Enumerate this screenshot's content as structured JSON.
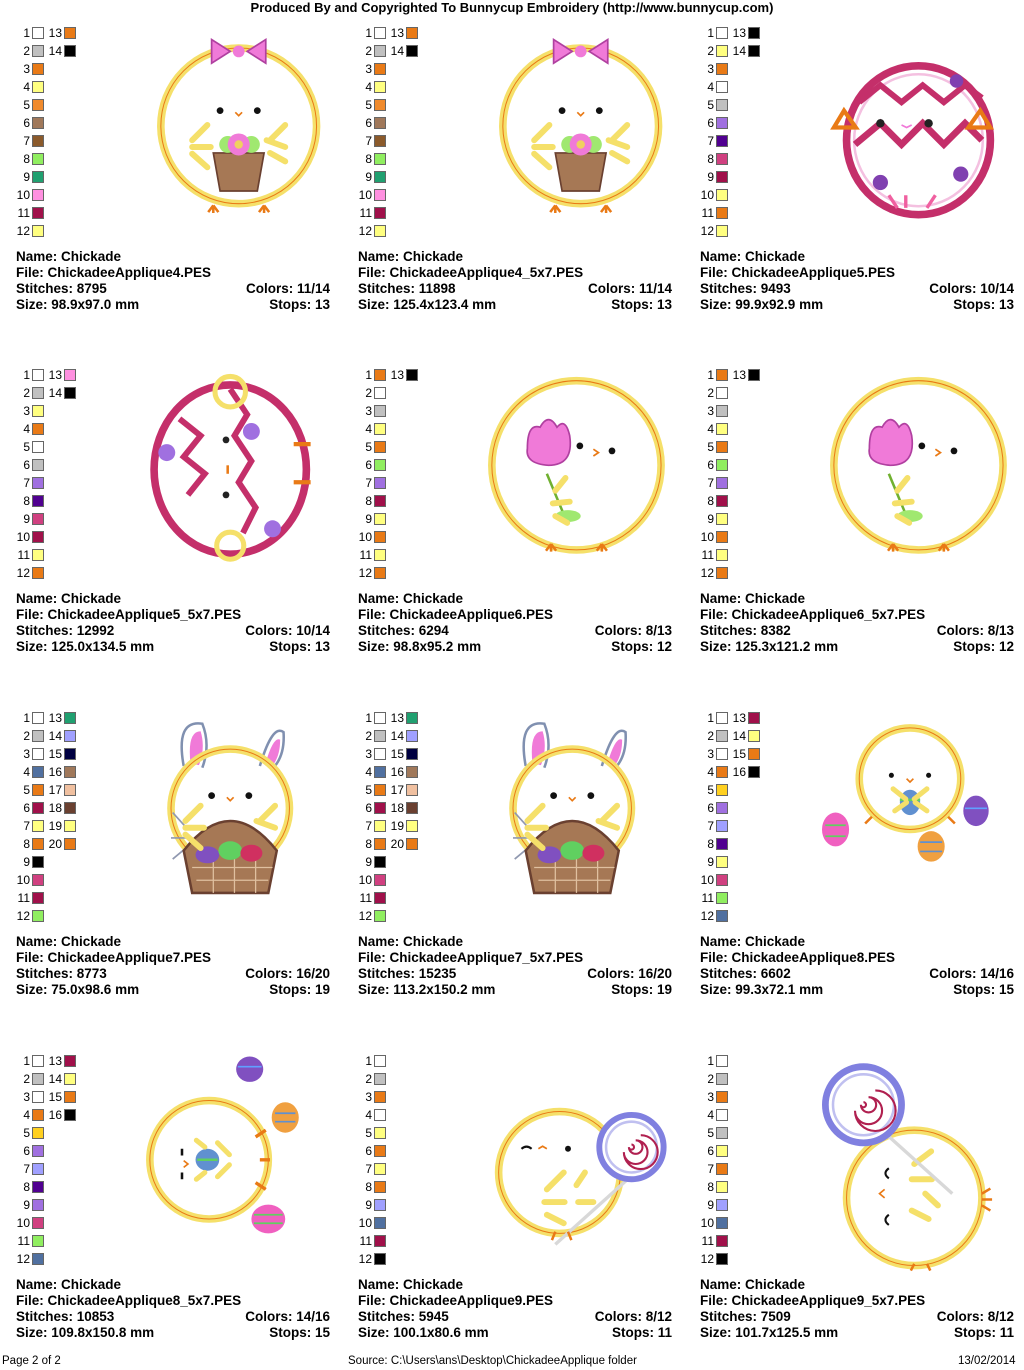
{
  "header": {
    "title": "Produced By and Copyrighted To Bunnycup Embroidery (http://www.bunnycup.com)"
  },
  "footer": {
    "page": "Page 2 of 2",
    "source": "Source: C:\\Users\\ans\\Desktop\\ChickadeeApplique folder",
    "date": "13/02/2014"
  },
  "labels": {
    "name": "Name:",
    "file": "File:",
    "stitches": "Stitches:",
    "size": "Size:",
    "colors": "Colors:",
    "stops": "Stops:"
  },
  "designs": [
    {
      "name": "Chickade",
      "file": "ChickadeeApplique4.PES",
      "stitches": "8795",
      "colors": "11/14",
      "size": "98.9x97.0 mm",
      "stops": "13",
      "art": "chick-basket-bow",
      "swatches": [
        "#ffffff",
        "#c0c0c0",
        "#e97a16",
        "#ffff80",
        "#f08a2c",
        "#a0785a",
        "#8b5a2b",
        "#90ee60",
        "#20a070",
        "#ff90e0",
        "#a0104a",
        "#ffff80",
        "#e97a16",
        "#000000"
      ]
    },
    {
      "name": "Chickade",
      "file": "ChickadeeApplique4_5x7.PES",
      "stitches": "11898",
      "colors": "11/14",
      "size": "125.4x123.4 mm",
      "stops": "13",
      "art": "chick-basket-bow",
      "swatches": [
        "#ffffff",
        "#c0c0c0",
        "#e97a16",
        "#ffff80",
        "#f08a2c",
        "#a0785a",
        "#8b5a2b",
        "#90ee60",
        "#20a070",
        "#ff90e0",
        "#a0104a",
        "#ffff80",
        "#e97a16",
        "#000000"
      ]
    },
    {
      "name": "Chickade",
      "file": "ChickadeeApplique5.PES",
      "stitches": "9493",
      "colors": "10/14",
      "size": "99.9x92.9 mm",
      "stops": "13",
      "art": "chick-egg",
      "swatches": [
        "#ffffff",
        "#ffff80",
        "#e97a16",
        "#ffffff",
        "#c0c0c0",
        "#a070e0",
        "#500090",
        "#d04080",
        "#a0104a",
        "#ffff80",
        "#e97a16",
        "#ffff80",
        "#000000",
        "#000000"
      ]
    },
    {
      "name": "Chickade",
      "file": "ChickadeeApplique5_5x7.PES",
      "stitches": "12992",
      "colors": "10/14",
      "size": "125.0x134.5 mm",
      "stops": "13",
      "art": "chick-egg-side",
      "swatches": [
        "#ffffff",
        "#c0c0c0",
        "#ffff80",
        "#e97a16",
        "#ffffff",
        "#c0c0c0",
        "#a070e0",
        "#500090",
        "#d04080",
        "#a0104a",
        "#ffff80",
        "#e97a16",
        "#ff90e0",
        "#000000"
      ]
    },
    {
      "name": "Chickade",
      "file": "ChickadeeApplique6.PES",
      "stitches": "6294",
      "colors": "8/13",
      "size": "98.8x95.2 mm",
      "stops": "12",
      "art": "chick-tulip",
      "swatches": [
        "#e97a16",
        "#ffffff",
        "#c0c0c0",
        "#ffff80",
        "#e97a16",
        "#90ee60",
        "#a070e0",
        "#a0104a",
        "#ffff80",
        "#e97a16",
        "#ffff80",
        "#e97a16",
        "#000000"
      ]
    },
    {
      "name": "Chickade",
      "file": "ChickadeeApplique6_5x7.PES",
      "stitches": "8382",
      "colors": "8/13",
      "size": "125.3x121.2 mm",
      "stops": "12",
      "art": "chick-tulip",
      "swatches": [
        "#e97a16",
        "#ffffff",
        "#c0c0c0",
        "#ffff80",
        "#e97a16",
        "#90ee60",
        "#a070e0",
        "#a0104a",
        "#ffff80",
        "#e97a16",
        "#ffff80",
        "#e97a16",
        "#000000"
      ]
    },
    {
      "name": "Chickade",
      "file": "ChickadeeApplique7.PES",
      "stitches": "8773",
      "colors": "16/20",
      "size": "75.0x98.6 mm",
      "stops": "19",
      "art": "chick-bunny",
      "swatches": [
        "#ffffff",
        "#c0c0c0",
        "#ffffff",
        "#5070a0",
        "#e97a16",
        "#a0104a",
        "#ffff80",
        "#e97a16",
        "#000000",
        "#d04080",
        "#a0104a",
        "#90ee60",
        "#20a070",
        "#a0a0ff",
        "#000040",
        "#a0785a",
        "#f0c0a0",
        "#6a4030",
        "#ffff80",
        "#e97a16"
      ]
    },
    {
      "name": "Chickade",
      "file": "ChickadeeApplique7_5x7.PES",
      "stitches": "15235",
      "colors": "16/20",
      "size": "113.2x150.2 mm",
      "stops": "19",
      "art": "chick-bunny",
      "swatches": [
        "#ffffff",
        "#c0c0c0",
        "#ffffff",
        "#5070a0",
        "#e97a16",
        "#a0104a",
        "#ffff80",
        "#e97a16",
        "#000000",
        "#d04080",
        "#a0104a",
        "#90ee60",
        "#20a070",
        "#a0a0ff",
        "#000040",
        "#a0785a",
        "#f0c0a0",
        "#6a4030",
        "#ffff80",
        "#e97a16"
      ]
    },
    {
      "name": "Chickade",
      "file": "ChickadeeApplique8.PES",
      "stitches": "6602",
      "colors": "14/16",
      "size": "99.3x72.1 mm",
      "stops": "15",
      "art": "chick-eggs",
      "swatches": [
        "#ffffff",
        "#c0c0c0",
        "#ffffff",
        "#e97a16",
        "#ffd020",
        "#a070e0",
        "#a0a0ff",
        "#500090",
        "#ffff80",
        "#d04080",
        "#90ee60",
        "#5070a0",
        "#a0104a",
        "#ffff80",
        "#e97a16",
        "#000000"
      ]
    },
    {
      "name": "Chickade",
      "file": "ChickadeeApplique8_5x7.PES",
      "stitches": "10853",
      "colors": "14/16",
      "size": "109.8x150.8 mm",
      "stops": "15",
      "art": "chick-eggs-tall",
      "swatches": [
        "#ffffff",
        "#c0c0c0",
        "#ffffff",
        "#e97a16",
        "#ffd020",
        "#a070e0",
        "#a0a0ff",
        "#500090",
        "#a070e0",
        "#d04080",
        "#90ee60",
        "#5070a0",
        "#a0104a",
        "#ffff80",
        "#e97a16",
        "#000000"
      ]
    },
    {
      "name": "Chickade",
      "file": "ChickadeeApplique9.PES",
      "stitches": "5945",
      "colors": "8/12",
      "size": "100.1x80.6 mm",
      "stops": "11",
      "art": "chick-lollipop",
      "swatches": [
        "#ffffff",
        "#c0c0c0",
        "#e97a16",
        "#ffffff",
        "#ffff80",
        "#e97a16",
        "#ffff80",
        "#e97a16",
        "#a0a0ff",
        "#5070a0",
        "#a0104a",
        "#000000"
      ]
    },
    {
      "name": "Chickade",
      "file": "ChickadeeApplique9_5x7.PES",
      "stitches": "7509",
      "colors": "8/12",
      "size": "101.7x125.5 mm",
      "stops": "11",
      "art": "chick-lollipop-tall",
      "swatches": [
        "#ffffff",
        "#c0c0c0",
        "#e97a16",
        "#ffffff",
        "#c0c0c0",
        "#ffff80",
        "#e97a16",
        "#ffff80",
        "#a0a0ff",
        "#5070a0",
        "#a0104a",
        "#000000"
      ]
    }
  ]
}
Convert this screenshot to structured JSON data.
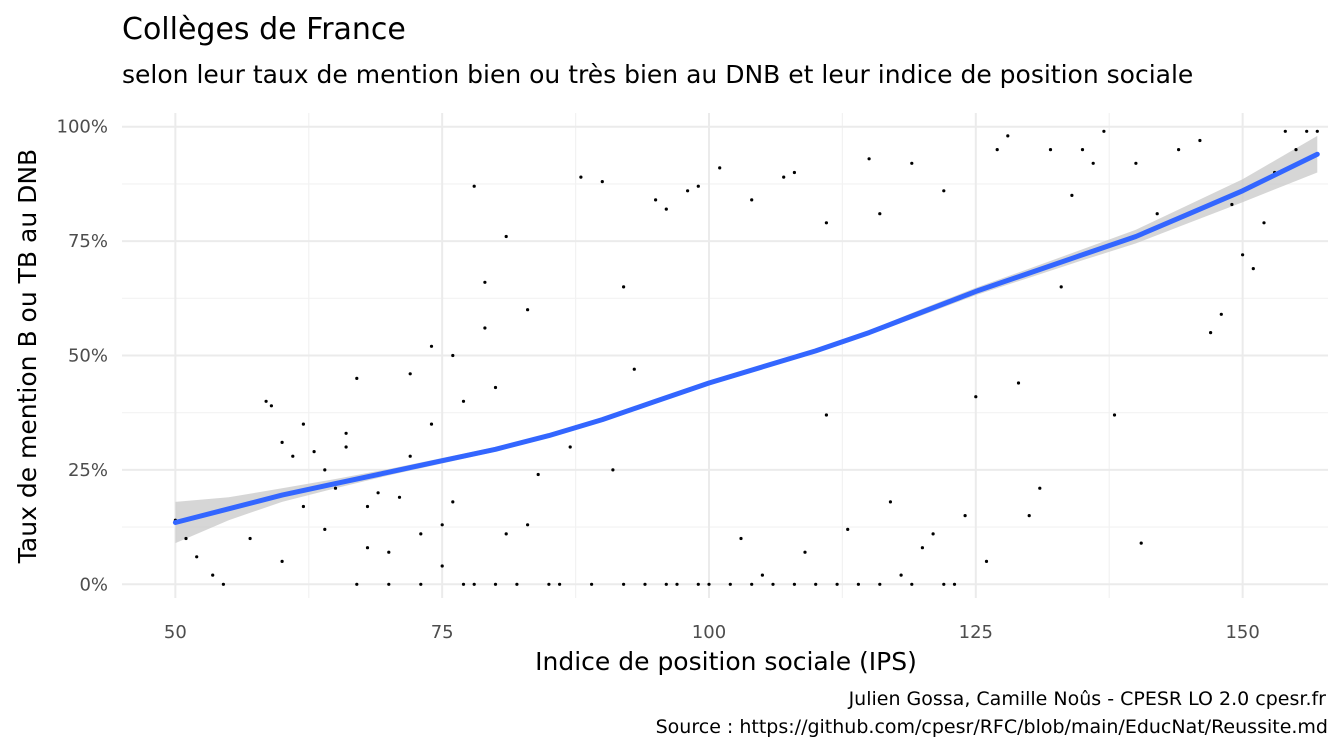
+++
Every line should be retyped exactly, with the pictures omitted.

### CORRECT ANSWER
Enumerate this screenshot's content as structured JSON.
{
  "header": {
    "title": "Produced By and Copyrighted To Bunnycup Embroidery (http://www.bunnycup.com)"
  },
  "footer": {
    "page": "Page 2 of 2",
    "source": "Source: C:\\Users\\ans\\Desktop\\ChickadeeApplique folder",
    "date": "13/02/2014"
  },
  "labels": {
    "name": "Name:",
    "file": "File:",
    "stitches": "Stitches:",
    "size": "Size:",
    "colors": "Colors:",
    "stops": "Stops:"
  },
  "designs": [
    {
      "name": "Chickade",
      "file": "ChickadeeApplique4.PES",
      "stitches": "8795",
      "colors": "11/14",
      "size": "98.9x97.0 mm",
      "stops": "13",
      "art": "chick-basket-bow",
      "swatches": [
        "#ffffff",
        "#c0c0c0",
        "#e97a16",
        "#ffff80",
        "#f08a2c",
        "#a0785a",
        "#8b5a2b",
        "#90ee60",
        "#20a070",
        "#ff90e0",
        "#a0104a",
        "#ffff80",
        "#e97a16",
        "#000000"
      ]
    },
    {
      "name": "Chickade",
      "file": "ChickadeeApplique4_5x7.PES",
      "stitches": "11898",
      "colors": "11/14",
      "size": "125.4x123.4 mm",
      "stops": "13",
      "art": "chick-basket-bow",
      "swatches": [
        "#ffffff",
        "#c0c0c0",
        "#e97a16",
        "#ffff80",
        "#f08a2c",
        "#a0785a",
        "#8b5a2b",
        "#90ee60",
        "#20a070",
        "#ff90e0",
        "#a0104a",
        "#ffff80",
        "#e97a16",
        "#000000"
      ]
    },
    {
      "name": "Chickade",
      "file": "ChickadeeApplique5.PES",
      "stitches": "9493",
      "colors": "10/14",
      "size": "99.9x92.9 mm",
      "stops": "13",
      "art": "chick-egg",
      "swatches": [
        "#ffffff",
        "#ffff80",
        "#e97a16",
        "#ffffff",
        "#c0c0c0",
        "#a070e0",
        "#500090",
        "#d04080",
        "#a0104a",
        "#ffff80",
        "#e97a16",
        "#ffff80",
        "#000000",
        "#000000"
      ]
    },
    {
      "name": "Chickade",
      "file": "ChickadeeApplique5_5x7.PES",
      "stitches": "12992",
      "colors": "10/14",
      "size": "125.0x134.5 mm",
      "stops": "13",
      "art": "chick-egg-side",
      "swatches": [
        "#ffffff",
        "#c0c0c0",
        "#ffff80",
        "#e97a16",
        "#ffffff",
        "#c0c0c0",
        "#a070e0",
        "#500090",
        "#d04080",
        "#a0104a",
        "#ffff80",
        "#e97a16",
        "#ff90e0",
        "#000000"
      ]
    },
    {
      "name": "Chickade",
      "file": "ChickadeeApplique6.PES",
      "stitches": "6294",
      "colors": "8/13",
      "size": "98.8x95.2 mm",
      "stops": "12",
      "art": "chick-tulip",
      "swatches": [
        "#e97a16",
        "#ffffff",
        "#c0c0c0",
        "#ffff80",
        "#e97a16",
        "#90ee60",
        "#a070e0",
        "#a0104a",
        "#ffff80",
        "#e97a16",
        "#ffff80",
        "#e97a16",
        "#000000"
      ]
    },
    {
      "name": "Chickade",
      "file": "ChickadeeApplique6_5x7.PES",
      "stitches": "8382",
      "colors": "8/13",
      "size": "125.3x121.2 mm",
      "stops": "12",
      "art": "chick-tulip",
      "swatches": [
        "#e97a16",
        "#ffffff",
        "#c0c0c0",
        "#ffff80",
        "#e97a16",
        "#90ee60",
        "#a070e0",
        "#a0104a",
        "#ffff80",
        "#e97a16",
        "#ffff80",
        "#e97a16",
        "#000000"
      ]
    },
    {
      "name": "Chickade",
      "file": "ChickadeeApplique7.PES",
      "stitches": "8773",
      "colors": "16/20",
      "size": "75.0x98.6 mm",
      "stops": "19",
      "art": "chick-bunny",
      "swatches": [
        "#ffffff",
        "#c0c0c0",
        "#ffffff",
        "#5070a0",
        "#e97a16",
        "#a0104a",
        "#ffff80",
        "#e97a16",
        "#000000",
        "#d04080",
        "#a0104a",
        "#90ee60",
        "#20a070",
        "#a0a0ff",
        "#000040",
        "#a0785a",
        "#f0c0a0",
        "#6a4030",
        "#ffff80",
        "#e97a16"
      ]
    },
    {
      "name": "Chickade",
      "file": "ChickadeeApplique7_5x7.PES",
      "stitches": "15235",
      "colors": "16/20",
      "size": "113.2x150.2 mm",
      "stops": "19",
      "art": "chick-bunny",
      "swatches": [
        "#ffffff",
        "#c0c0c0",
        "#ffffff",
        "#5070a0",
        "#e97a16",
        "#a0104a",
        "#ffff80",
        "#e97a16",
        "#000000",
        "#d04080",
        "#a0104a",
        "#90ee60",
        "#20a070",
        "#a0a0ff",
        "#000040",
        "#a0785a",
        "#f0c0a0",
        "#6a4030",
        "#ffff80",
        "#e97a16"
      ]
    },
    {
      "name": "Chickade",
      "file": "ChickadeeApplique8.PES",
      "stitches": "6602",
      "colors": "14/16",
      "size": "99.3x72.1 mm",
      "stops": "15",
      "art": "chick-eggs",
      "swatches": [
        "#ffffff",
        "#c0c0c0",
        "#ffffff",
        "#e97a16",
        "#ffd020",
        "#a070e0",
        "#a0a0ff",
        "#500090",
        "#ffff80",
        "#d04080",
        "#90ee60",
        "#5070a0",
        "#a0104a",
        "#ffff80",
        "#e97a16",
        "#000000"
      ]
    },
    {
      "name": "Chickade",
      "file": "ChickadeeApplique8_5x7.PES",
      "stitches": "10853",
      "colors": "14/16",
      "size": "109.8x150.8 mm",
      "stops": "15",
      "art": "chick-eggs-tall",
      "swatches": [
        "#ffffff",
        "#c0c0c0",
        "#ffffff",
        "#e97a16",
        "#ffd020",
        "#a070e0",
        "#a0a0ff",
        "#500090",
        "#a070e0",
        "#d04080",
        "#90ee60",
        "#5070a0",
        "#a0104a",
        "#ffff80",
        "#e97a16",
        "#000000"
      ]
    },
    {
      "name": "Chickade",
      "file": "ChickadeeApplique9.PES",
      "stitches": "5945",
      "colors": "8/12",
      "size": "100.1x80.6 mm",
      "stops": "11",
      "art": "chick-lollipop",
      "swatches": [
        "#ffffff",
        "#c0c0c0",
        "#e97a16",
        "#ffffff",
        "#ffff80",
        "#e97a16",
        "#ffff80",
        "#e97a16",
        "#a0a0ff",
        "#5070a0",
        "#a0104a",
        "#000000"
      ]
    },
    {
      "name": "Chickade",
      "file": "ChickadeeApplique9_5x7.PES",
      "stitches": "7509",
      "colors": "8/12",
      "size": "101.7x125.5 mm",
      "stops": "11",
      "art": "chick-lollipop-tall",
      "swatches": [
        "#ffffff",
        "#c0c0c0",
        "#e97a16",
        "#ffffff",
        "#c0c0c0",
        "#ffff80",
        "#e97a16",
        "#ffff80",
        "#a0a0ff",
        "#5070a0",
        "#a0104a",
        "#000000"
      ]
    }
  ]
}
Convert this screenshot to structured JSON data.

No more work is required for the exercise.